TO DO
Where the data below has the string "Output", return the whole line.

________________

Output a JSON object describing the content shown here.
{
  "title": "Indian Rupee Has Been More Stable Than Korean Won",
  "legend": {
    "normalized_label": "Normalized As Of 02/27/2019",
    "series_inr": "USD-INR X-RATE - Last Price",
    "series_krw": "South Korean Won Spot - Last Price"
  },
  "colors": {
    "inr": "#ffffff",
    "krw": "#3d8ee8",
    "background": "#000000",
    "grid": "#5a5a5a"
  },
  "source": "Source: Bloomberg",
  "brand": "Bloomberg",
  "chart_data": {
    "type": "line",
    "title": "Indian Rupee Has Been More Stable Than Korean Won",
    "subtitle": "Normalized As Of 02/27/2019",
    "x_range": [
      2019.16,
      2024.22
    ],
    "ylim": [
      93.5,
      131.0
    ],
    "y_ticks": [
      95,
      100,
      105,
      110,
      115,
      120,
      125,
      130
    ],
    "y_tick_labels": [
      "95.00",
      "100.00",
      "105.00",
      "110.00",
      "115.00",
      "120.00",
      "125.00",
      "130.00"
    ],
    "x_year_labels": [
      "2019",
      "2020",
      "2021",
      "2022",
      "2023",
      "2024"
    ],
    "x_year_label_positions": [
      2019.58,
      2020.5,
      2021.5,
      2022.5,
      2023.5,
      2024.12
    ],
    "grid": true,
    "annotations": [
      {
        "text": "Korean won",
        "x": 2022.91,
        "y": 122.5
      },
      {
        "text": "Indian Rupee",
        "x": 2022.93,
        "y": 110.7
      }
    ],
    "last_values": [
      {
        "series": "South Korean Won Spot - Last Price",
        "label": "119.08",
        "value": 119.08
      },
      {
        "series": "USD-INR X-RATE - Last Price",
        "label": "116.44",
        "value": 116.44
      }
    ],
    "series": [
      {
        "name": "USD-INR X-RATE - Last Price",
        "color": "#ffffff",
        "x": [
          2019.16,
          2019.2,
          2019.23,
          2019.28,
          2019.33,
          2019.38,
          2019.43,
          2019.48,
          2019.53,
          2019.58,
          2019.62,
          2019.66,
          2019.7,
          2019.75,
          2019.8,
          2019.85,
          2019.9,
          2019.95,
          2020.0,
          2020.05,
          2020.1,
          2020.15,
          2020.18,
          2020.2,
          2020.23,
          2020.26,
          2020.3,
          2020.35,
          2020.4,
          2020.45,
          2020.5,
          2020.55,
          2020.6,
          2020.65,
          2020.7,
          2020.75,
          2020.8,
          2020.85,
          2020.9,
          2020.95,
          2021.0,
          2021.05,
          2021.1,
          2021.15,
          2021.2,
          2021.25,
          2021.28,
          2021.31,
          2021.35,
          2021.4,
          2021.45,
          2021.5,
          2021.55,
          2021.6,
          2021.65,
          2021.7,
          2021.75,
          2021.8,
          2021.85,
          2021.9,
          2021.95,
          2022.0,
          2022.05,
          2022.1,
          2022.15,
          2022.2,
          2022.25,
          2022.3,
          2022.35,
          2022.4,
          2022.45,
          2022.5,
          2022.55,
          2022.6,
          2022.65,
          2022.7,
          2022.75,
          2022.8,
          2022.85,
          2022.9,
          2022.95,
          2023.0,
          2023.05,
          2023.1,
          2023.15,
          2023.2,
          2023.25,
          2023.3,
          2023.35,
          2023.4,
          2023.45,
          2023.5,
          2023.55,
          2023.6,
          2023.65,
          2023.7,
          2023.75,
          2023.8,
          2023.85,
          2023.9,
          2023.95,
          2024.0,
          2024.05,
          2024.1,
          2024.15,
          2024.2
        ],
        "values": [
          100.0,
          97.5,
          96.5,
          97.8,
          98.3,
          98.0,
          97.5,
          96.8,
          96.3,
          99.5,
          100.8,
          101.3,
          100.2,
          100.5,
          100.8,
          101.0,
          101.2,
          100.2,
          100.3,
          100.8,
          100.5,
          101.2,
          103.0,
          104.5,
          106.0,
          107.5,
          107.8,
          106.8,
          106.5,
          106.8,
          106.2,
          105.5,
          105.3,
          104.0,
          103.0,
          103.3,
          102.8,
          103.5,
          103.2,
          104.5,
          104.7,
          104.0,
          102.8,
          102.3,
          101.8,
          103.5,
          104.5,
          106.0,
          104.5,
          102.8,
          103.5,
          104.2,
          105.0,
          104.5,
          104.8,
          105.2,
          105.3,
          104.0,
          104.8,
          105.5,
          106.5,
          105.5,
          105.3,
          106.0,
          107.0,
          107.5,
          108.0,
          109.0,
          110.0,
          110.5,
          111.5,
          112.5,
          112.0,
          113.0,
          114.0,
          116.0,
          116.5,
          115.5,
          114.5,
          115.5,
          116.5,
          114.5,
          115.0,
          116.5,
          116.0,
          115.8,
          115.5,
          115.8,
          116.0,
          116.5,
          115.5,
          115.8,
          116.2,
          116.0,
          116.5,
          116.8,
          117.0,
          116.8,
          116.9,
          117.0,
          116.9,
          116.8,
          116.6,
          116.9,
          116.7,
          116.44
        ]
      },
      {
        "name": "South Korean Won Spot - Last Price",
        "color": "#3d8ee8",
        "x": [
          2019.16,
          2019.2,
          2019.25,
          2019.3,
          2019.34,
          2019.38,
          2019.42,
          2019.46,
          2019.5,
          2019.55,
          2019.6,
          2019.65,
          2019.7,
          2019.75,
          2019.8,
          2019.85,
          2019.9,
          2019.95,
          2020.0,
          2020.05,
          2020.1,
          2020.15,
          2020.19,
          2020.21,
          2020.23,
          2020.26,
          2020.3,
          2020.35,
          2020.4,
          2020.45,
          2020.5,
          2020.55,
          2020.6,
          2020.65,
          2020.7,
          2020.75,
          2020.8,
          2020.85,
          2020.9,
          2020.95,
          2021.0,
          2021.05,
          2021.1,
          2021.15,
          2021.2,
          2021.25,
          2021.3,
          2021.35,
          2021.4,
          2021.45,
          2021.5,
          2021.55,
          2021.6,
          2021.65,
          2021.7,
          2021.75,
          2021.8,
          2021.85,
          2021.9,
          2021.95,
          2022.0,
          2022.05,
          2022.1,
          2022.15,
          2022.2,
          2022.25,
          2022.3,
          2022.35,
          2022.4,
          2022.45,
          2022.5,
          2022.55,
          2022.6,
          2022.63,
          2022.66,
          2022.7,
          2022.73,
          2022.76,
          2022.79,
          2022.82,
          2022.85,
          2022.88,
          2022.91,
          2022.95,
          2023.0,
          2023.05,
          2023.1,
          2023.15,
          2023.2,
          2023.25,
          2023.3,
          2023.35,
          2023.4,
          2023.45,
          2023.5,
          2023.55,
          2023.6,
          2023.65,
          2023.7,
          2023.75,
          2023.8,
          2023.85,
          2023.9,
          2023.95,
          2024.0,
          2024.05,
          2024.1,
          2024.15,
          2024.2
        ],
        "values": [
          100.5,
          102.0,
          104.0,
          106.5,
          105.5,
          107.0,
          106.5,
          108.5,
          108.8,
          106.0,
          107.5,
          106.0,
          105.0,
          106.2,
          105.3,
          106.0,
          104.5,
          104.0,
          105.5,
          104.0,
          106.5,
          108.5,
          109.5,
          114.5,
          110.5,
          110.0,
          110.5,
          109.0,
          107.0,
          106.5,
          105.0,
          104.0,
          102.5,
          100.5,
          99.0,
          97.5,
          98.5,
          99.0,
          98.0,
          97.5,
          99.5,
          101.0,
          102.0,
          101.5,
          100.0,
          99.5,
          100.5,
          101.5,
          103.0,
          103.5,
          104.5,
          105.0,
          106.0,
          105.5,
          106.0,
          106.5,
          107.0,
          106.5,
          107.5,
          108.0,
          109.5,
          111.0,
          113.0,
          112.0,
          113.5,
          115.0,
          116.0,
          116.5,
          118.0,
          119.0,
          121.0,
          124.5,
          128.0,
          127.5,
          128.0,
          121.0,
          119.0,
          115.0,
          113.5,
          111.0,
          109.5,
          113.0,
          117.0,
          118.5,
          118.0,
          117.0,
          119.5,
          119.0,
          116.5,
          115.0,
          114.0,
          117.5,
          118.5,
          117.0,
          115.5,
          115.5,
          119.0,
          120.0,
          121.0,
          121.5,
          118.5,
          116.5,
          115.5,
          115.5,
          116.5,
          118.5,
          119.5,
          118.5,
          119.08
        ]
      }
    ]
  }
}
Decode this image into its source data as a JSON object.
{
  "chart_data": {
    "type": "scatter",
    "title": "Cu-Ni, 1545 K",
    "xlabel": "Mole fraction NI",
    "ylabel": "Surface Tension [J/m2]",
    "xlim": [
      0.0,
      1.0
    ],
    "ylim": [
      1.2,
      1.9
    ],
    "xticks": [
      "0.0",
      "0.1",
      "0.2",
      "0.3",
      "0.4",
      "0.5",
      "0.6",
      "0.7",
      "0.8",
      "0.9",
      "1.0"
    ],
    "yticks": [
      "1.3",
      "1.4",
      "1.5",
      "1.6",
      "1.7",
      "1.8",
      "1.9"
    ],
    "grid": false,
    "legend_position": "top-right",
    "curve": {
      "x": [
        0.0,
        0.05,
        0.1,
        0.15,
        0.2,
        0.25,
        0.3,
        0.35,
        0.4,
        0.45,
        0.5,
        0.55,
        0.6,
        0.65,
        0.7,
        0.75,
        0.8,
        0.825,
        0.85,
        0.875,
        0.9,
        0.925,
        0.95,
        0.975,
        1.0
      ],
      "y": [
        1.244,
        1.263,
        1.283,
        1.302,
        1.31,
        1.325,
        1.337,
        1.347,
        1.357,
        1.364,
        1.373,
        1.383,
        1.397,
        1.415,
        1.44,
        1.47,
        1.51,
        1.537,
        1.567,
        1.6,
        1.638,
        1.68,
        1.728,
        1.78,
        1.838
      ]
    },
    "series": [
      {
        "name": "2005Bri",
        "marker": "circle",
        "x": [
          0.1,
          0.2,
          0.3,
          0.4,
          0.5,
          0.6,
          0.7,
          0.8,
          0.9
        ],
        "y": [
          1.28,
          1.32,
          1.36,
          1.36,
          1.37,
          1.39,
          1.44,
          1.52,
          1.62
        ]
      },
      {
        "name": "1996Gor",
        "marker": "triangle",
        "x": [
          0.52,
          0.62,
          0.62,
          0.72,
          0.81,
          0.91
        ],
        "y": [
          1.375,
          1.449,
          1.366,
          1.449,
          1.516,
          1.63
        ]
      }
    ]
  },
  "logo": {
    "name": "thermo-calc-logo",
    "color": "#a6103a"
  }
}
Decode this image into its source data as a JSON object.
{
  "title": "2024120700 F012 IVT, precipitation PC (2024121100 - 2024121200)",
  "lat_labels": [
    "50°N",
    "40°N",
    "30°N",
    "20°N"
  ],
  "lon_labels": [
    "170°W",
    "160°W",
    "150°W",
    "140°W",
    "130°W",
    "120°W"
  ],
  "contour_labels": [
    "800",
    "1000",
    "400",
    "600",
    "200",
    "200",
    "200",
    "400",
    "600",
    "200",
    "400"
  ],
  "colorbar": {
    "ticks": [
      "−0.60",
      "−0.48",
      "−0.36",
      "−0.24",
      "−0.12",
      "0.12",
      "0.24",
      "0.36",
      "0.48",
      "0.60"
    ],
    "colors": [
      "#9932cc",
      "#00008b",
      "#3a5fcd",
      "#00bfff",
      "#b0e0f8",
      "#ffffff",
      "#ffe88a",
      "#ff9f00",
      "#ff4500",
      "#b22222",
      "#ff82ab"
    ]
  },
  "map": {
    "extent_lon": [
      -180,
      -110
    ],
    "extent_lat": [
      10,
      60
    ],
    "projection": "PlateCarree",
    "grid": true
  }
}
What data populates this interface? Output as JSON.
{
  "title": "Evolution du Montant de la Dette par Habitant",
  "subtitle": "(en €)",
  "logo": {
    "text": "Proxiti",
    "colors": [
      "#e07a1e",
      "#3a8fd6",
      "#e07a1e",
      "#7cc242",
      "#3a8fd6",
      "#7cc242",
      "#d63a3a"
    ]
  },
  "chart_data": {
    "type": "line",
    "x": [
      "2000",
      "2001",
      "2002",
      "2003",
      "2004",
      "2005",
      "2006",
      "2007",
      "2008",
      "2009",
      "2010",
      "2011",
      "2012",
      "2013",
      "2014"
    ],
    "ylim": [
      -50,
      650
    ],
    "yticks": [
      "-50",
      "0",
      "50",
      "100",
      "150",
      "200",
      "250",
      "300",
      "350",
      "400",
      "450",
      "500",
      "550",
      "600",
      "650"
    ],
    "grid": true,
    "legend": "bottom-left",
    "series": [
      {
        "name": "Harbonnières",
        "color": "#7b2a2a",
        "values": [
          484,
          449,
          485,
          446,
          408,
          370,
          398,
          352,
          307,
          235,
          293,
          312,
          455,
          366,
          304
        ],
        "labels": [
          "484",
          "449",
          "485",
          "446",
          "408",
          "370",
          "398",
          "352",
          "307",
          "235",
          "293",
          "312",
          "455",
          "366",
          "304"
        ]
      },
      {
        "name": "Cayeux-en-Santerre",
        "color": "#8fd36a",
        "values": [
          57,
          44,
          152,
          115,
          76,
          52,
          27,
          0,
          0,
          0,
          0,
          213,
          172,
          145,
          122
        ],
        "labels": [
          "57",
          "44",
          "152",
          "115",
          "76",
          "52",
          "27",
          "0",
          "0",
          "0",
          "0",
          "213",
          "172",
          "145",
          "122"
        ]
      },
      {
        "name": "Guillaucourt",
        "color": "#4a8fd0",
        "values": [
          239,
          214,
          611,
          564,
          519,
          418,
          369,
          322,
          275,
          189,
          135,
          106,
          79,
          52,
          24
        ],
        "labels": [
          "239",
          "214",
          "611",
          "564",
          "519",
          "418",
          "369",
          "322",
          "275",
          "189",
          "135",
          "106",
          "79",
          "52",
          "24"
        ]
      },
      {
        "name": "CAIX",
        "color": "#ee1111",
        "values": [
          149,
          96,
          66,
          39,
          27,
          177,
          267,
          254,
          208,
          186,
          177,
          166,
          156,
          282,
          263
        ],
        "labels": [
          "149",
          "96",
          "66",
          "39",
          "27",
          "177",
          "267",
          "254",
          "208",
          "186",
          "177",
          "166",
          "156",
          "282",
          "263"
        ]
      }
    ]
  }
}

________________

SOLVED EXERCISE
Output a JSON object describing the content shown here.
What data populates this interface? Output as JSON.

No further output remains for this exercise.